**TASK TO COMPLETE:**
Pick out all lines of the entries that include the word "Date" and copy them.

━━ PROVIDED RECORDS

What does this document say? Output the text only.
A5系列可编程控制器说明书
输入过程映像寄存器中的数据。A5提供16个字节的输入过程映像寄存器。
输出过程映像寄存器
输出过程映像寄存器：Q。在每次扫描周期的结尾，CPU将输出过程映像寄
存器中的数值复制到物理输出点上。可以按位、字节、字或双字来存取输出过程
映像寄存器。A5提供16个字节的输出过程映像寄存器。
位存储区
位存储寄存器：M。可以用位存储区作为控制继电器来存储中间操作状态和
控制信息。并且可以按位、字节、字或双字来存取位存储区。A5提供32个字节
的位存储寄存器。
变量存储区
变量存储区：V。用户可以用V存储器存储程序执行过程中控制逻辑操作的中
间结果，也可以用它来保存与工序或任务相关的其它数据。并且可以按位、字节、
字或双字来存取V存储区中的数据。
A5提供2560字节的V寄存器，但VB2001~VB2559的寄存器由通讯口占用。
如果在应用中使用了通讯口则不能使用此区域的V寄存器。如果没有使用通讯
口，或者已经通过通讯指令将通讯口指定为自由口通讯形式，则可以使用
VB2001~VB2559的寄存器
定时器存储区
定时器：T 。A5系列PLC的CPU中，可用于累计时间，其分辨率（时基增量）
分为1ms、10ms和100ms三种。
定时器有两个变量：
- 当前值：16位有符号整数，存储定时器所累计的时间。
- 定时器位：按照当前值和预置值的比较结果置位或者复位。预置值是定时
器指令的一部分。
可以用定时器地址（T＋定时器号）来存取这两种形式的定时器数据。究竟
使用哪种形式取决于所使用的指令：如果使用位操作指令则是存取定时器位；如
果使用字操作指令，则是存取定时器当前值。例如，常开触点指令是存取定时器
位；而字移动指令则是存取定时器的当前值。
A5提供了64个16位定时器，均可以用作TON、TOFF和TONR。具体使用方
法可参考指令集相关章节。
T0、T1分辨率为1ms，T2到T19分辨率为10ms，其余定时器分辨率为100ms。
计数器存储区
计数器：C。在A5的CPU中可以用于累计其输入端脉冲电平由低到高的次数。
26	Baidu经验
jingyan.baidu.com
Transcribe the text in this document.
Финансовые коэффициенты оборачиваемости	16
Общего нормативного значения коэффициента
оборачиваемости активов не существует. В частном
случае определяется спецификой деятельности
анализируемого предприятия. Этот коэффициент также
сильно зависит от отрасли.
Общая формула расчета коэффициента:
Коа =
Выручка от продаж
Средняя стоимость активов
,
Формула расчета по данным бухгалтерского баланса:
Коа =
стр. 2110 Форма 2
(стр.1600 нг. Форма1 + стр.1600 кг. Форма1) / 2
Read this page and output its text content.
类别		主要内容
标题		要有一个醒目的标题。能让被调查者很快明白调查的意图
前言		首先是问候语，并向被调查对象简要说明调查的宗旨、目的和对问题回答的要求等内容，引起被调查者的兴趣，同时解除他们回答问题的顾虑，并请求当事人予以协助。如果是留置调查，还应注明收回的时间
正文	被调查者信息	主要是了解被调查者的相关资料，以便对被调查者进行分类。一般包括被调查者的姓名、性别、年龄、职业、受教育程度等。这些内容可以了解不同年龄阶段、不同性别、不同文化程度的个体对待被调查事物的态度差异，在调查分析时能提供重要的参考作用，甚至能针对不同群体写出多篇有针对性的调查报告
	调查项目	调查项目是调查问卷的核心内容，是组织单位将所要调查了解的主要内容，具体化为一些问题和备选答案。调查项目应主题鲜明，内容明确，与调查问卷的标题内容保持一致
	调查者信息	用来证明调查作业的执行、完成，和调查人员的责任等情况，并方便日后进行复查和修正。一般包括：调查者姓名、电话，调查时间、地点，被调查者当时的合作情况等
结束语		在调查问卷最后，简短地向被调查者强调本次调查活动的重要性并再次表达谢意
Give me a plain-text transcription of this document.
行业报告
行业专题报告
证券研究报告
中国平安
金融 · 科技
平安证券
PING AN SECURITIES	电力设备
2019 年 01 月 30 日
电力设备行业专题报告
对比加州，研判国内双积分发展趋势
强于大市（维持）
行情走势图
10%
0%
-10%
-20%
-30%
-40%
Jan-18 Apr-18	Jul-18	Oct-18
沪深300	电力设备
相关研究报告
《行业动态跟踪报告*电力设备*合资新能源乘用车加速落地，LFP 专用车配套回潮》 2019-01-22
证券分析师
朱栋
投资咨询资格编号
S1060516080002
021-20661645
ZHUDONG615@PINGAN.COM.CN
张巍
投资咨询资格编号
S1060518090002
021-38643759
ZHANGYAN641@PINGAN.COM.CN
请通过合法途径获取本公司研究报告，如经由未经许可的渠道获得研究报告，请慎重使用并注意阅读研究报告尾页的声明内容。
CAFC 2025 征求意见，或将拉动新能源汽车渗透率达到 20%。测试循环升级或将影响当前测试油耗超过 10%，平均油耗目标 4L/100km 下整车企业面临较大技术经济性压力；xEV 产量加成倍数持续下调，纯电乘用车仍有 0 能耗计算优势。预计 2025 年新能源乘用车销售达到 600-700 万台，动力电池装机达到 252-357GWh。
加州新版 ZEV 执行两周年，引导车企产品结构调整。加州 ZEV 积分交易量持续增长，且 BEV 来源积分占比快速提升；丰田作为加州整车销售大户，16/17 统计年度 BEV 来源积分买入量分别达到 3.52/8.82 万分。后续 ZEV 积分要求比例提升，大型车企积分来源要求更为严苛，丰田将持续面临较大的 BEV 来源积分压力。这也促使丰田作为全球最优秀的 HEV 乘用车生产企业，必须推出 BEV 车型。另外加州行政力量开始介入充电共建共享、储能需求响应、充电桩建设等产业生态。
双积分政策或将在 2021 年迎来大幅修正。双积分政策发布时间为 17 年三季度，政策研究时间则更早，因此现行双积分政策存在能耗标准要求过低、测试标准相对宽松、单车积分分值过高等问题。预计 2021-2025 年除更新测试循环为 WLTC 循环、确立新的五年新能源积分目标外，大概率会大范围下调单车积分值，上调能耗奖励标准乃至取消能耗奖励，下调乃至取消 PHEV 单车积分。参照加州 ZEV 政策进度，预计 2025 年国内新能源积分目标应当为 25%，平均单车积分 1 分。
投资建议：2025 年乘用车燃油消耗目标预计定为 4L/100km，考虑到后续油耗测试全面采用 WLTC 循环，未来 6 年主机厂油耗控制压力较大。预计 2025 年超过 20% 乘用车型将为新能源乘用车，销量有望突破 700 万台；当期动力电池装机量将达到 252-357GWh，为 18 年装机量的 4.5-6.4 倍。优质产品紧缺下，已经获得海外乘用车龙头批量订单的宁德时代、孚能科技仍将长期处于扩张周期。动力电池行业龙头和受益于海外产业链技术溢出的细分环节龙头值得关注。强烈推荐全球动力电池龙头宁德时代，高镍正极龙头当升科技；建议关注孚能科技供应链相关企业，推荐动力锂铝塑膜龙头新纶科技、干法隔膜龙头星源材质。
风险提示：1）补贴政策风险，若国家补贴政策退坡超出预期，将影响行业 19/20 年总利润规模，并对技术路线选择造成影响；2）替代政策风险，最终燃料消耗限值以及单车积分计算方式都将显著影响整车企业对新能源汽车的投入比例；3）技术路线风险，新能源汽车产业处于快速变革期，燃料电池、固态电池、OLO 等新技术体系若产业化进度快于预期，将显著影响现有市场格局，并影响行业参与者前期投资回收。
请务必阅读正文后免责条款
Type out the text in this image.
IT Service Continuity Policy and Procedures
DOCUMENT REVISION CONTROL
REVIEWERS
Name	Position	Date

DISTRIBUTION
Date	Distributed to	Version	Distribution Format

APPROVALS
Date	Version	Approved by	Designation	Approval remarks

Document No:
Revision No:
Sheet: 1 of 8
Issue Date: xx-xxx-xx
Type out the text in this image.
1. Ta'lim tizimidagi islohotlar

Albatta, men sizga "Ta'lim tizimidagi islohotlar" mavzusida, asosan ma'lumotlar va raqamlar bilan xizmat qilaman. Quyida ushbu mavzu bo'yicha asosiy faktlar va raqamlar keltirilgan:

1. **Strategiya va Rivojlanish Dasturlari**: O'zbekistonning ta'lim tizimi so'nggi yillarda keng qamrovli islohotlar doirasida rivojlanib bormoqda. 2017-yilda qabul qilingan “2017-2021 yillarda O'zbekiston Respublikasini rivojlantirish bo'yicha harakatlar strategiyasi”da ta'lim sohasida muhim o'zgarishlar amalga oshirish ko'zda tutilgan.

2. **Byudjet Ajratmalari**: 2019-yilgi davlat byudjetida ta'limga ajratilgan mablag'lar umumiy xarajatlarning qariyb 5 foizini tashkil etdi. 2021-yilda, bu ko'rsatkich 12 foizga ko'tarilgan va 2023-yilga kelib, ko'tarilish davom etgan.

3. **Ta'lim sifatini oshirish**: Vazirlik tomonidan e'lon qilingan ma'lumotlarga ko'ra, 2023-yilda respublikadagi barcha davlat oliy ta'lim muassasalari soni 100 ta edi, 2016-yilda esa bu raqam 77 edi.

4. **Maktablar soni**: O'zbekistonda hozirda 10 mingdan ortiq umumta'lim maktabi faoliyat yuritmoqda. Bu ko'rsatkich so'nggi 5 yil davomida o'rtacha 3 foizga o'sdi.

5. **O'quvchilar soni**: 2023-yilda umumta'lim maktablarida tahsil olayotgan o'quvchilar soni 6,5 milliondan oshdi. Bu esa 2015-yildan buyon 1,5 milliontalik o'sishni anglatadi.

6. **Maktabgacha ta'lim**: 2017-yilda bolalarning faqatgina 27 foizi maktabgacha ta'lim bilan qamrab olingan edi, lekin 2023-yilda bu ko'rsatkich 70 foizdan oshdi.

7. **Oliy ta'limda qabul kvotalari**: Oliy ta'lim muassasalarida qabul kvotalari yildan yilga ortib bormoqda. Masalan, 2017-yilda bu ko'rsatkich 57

━━━━

**REPLY:**
Name	Position	Date
Date	Distributed to	Version	Distribution Format
Date	Version	Approved by	Designation	Approval remarks
Issue Date: xx-xxx-xx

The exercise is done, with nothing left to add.